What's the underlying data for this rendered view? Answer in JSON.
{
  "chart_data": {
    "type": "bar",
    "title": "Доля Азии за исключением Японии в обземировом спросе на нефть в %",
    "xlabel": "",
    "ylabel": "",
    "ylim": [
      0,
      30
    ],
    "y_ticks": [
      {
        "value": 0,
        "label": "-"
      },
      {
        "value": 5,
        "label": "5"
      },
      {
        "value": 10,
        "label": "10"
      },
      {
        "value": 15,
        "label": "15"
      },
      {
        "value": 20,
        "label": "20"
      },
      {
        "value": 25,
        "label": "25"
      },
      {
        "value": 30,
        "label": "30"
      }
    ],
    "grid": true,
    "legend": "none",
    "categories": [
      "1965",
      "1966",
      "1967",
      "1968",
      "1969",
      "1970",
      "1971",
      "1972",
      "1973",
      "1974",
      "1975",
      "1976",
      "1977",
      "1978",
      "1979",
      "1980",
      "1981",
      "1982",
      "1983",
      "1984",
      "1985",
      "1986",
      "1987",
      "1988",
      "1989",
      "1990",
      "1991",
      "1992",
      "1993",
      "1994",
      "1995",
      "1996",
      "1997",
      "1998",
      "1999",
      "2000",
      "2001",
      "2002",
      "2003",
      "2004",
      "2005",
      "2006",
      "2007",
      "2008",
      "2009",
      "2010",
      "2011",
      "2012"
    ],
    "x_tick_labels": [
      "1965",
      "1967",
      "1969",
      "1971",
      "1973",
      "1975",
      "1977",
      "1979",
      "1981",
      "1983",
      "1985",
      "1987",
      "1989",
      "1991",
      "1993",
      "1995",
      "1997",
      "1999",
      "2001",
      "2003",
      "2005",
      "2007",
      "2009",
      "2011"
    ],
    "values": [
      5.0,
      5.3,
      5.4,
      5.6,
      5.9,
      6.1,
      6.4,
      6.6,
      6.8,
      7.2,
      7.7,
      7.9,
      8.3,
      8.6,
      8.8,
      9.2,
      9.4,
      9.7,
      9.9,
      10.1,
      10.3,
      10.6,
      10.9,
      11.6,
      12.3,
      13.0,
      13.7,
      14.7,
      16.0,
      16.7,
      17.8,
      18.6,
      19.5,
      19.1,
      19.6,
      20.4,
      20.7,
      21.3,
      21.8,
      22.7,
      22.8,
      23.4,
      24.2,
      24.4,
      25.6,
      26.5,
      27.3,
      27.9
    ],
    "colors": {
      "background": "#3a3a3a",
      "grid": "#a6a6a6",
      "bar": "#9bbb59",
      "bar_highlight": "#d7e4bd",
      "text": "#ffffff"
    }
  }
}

◆ **Objective**
Output the records exactly, including every line.

◆ **Completed exercise**
What's the underlying data for this rendered view? Answer in JSON.
{
  "chart_data": {
    "type": "bar",
    "title": "Доля Азии за исключением Японии в обземировом спросе на нефть в %",
    "xlabel": "",
    "ylabel": "",
    "ylim": [
      0,
      30
    ],
    "y_ticks": [
      {
        "value": 0,
        "label": "-"
      },
      {
        "value": 5,
        "label": "5"
      },
      {
        "value": 10,
        "label": "10"
      },
      {
        "value": 15,
        "label": "15"
      },
      {
        "value": 20,
        "label": "20"
      },
      {
        "value": 25,
        "label": "25"
      },
      {
        "value": 30,
        "label": "30"
      }
    ],
    "grid": true,
    "legend": "none",
    "categories": [
      "1965",
      "1966",
      "1967",
      "1968",
      "1969",
      "1970",
      "1971",
      "1972",
      "1973",
      "1974",
      "1975",
      "1976",
      "1977",
      "1978",
      "1979",
      "1980",
      "1981",
      "1982",
      "1983",
      "1984",
      "1985",
      "1986",
      "1987",
      "1988",
      "1989",
      "1990",
      "1991",
      "1992",
      "1993",
      "1994",
      "1995",
      "1996",
      "1997",
      "1998",
      "1999",
      "2000",
      "2001",
      "2002",
      "2003",
      "2004",
      "2005",
      "2006",
      "2007",
      "2008",
      "2009",
      "2010",
      "2011",
      "2012"
    ],
    "x_tick_labels": [
      "1965",
      "1967",
      "1969",
      "1971",
      "1973",
      "1975",
      "1977",
      "1979",
      "1981",
      "1983",
      "1985",
      "1987",
      "1989",
      "1991",
      "1993",
      "1995",
      "1997",
      "1999",
      "2001",
      "2003",
      "2005",
      "2007",
      "2009",
      "2011"
    ],
    "values": [
      5.0,
      5.3,
      5.4,
      5.6,
      5.9,
      6.1,
      6.4,
      6.6,
      6.8,
      7.2,
      7.7,
      7.9,
      8.3,
      8.6,
      8.8,
      9.2,
      9.4,
      9.7,
      9.9,
      10.1,
      10.3,
      10.6,
      10.9,
      11.6,
      12.3,
      13.0,
      13.7,
      14.7,
      16.0,
      16.7,
      17.8,
      18.6,
      19.5,
      19.1,
      19.6,
      20.4,
      20.7,
      21.3,
      21.8,
      22.7,
      22.8,
      23.4,
      24.2,
      24.4,
      25.6,
      26.5,
      27.3,
      27.9
    ],
    "colors": {
      "background": "#3a3a3a",
      "grid": "#a6a6a6",
      "bar": "#9bbb59",
      "bar_highlight": "#d7e4bd",
      "text": "#ffffff"
    }
  }
}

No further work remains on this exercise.